REQUEST: In the records below, find each line containing the word "screenshot" and copy it.

[Collected data entries]
......

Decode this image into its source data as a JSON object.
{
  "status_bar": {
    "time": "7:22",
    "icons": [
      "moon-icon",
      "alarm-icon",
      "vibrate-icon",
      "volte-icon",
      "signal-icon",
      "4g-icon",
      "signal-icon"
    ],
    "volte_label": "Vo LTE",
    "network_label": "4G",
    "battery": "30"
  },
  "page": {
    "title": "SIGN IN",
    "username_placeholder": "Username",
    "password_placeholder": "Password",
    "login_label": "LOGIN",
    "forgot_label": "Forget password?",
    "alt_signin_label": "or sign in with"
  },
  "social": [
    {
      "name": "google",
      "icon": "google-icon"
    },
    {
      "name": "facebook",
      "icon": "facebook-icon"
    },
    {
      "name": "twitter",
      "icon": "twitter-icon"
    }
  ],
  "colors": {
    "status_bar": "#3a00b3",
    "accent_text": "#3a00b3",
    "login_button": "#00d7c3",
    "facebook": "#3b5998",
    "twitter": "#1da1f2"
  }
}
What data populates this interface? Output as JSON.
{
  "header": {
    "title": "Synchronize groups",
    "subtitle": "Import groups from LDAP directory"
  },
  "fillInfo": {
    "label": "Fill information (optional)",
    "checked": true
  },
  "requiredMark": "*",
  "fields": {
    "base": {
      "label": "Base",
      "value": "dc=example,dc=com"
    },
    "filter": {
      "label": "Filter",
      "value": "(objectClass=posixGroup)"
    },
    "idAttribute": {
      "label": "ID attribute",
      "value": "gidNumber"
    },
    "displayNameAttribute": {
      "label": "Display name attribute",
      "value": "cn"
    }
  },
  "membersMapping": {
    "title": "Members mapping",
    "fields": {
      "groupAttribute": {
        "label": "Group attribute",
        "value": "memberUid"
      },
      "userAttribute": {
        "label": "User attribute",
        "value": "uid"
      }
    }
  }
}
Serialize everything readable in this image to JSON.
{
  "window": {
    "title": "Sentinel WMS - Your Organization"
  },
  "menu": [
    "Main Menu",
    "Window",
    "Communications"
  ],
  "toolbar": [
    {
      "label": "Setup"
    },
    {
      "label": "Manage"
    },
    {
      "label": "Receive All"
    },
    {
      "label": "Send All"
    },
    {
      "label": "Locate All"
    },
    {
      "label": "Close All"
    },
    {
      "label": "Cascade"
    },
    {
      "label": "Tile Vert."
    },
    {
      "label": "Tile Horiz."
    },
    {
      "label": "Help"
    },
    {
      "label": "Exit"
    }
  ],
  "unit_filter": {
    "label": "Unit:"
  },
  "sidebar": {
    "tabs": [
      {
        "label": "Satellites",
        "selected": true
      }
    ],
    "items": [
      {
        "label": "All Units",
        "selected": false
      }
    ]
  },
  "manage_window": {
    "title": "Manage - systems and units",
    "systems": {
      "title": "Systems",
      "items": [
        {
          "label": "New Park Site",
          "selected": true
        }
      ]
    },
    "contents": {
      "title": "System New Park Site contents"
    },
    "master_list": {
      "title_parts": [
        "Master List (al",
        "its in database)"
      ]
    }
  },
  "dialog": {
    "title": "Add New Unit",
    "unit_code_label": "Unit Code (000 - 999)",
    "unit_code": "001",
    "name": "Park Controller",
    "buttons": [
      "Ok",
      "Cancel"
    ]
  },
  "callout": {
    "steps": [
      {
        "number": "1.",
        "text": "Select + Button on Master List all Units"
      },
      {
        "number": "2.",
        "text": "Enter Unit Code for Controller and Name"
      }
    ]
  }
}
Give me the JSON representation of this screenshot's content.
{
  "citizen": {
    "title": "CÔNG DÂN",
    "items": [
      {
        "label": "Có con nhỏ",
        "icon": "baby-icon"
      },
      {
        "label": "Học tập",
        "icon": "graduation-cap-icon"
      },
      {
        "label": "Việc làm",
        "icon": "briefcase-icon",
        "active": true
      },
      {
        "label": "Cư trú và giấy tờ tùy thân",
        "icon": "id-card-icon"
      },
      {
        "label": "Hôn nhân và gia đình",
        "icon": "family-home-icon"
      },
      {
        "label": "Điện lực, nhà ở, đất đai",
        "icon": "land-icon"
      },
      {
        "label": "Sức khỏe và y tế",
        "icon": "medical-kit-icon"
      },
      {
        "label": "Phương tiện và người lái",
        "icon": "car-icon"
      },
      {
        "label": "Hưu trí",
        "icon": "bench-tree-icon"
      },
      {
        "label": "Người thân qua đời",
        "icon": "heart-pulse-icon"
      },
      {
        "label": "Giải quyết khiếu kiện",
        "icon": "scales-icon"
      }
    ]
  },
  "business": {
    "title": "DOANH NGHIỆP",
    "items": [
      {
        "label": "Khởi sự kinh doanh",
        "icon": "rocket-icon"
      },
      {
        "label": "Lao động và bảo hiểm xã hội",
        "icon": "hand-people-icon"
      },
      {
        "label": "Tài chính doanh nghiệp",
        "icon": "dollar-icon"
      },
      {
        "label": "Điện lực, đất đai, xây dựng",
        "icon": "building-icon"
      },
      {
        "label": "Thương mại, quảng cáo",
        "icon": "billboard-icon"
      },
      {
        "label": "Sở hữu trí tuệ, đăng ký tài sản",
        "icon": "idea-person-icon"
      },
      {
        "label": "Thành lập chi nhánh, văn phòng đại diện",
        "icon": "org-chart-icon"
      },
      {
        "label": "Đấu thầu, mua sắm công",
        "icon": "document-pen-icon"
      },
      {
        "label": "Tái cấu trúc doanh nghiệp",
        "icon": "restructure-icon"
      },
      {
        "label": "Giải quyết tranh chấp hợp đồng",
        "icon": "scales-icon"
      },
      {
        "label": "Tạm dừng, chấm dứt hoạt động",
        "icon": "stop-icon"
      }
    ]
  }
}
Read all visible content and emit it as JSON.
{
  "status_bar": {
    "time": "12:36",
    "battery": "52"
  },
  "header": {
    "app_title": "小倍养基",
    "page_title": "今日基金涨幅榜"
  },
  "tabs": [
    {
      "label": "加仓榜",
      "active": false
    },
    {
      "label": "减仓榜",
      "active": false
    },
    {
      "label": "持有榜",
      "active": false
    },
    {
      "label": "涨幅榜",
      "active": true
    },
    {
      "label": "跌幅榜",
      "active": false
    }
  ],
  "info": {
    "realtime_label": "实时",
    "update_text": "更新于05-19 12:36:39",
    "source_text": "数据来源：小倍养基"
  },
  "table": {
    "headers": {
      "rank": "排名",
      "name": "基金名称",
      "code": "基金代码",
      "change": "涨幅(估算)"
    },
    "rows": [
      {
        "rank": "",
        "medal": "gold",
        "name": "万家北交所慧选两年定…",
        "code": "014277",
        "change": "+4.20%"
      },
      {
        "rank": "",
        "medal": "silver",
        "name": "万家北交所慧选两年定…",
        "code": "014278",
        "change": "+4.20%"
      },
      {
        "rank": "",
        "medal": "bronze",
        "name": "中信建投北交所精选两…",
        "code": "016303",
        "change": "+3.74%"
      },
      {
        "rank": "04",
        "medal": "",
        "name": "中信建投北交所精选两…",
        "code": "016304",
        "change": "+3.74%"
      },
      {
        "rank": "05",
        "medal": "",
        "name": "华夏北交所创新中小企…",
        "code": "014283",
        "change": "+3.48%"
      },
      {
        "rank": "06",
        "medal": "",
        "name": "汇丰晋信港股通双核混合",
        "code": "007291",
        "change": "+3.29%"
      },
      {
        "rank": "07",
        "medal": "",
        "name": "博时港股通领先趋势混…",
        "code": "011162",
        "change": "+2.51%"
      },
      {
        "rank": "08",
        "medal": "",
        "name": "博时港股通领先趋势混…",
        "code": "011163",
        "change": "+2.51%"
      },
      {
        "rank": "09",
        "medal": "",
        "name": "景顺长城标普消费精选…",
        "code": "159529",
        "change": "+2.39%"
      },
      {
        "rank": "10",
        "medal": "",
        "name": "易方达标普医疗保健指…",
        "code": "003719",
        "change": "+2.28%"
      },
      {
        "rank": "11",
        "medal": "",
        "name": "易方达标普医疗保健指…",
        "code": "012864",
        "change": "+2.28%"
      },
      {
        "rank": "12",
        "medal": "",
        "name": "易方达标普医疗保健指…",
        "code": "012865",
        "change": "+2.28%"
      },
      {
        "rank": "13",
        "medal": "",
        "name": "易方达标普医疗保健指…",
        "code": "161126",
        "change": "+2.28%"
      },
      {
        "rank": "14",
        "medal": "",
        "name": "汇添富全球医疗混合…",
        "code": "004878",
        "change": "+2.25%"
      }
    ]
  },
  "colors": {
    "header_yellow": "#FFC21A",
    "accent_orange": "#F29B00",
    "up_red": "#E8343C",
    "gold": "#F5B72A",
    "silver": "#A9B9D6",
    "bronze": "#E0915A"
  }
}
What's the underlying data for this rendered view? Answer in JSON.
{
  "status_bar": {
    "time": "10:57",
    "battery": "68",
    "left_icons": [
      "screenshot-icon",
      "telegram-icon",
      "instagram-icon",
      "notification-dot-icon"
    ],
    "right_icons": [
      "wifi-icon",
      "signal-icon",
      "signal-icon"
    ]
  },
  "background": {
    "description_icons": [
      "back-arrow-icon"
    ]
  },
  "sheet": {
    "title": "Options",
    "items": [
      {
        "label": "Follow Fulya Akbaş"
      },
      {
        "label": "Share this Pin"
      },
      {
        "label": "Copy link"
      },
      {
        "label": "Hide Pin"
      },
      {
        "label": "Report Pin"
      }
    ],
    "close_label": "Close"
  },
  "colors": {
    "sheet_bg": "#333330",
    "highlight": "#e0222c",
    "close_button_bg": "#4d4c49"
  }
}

......

RESPONSE TO THIS EXERCISE:
Give me the JSON representation of this screenshot's content.
      "screenshot-icon",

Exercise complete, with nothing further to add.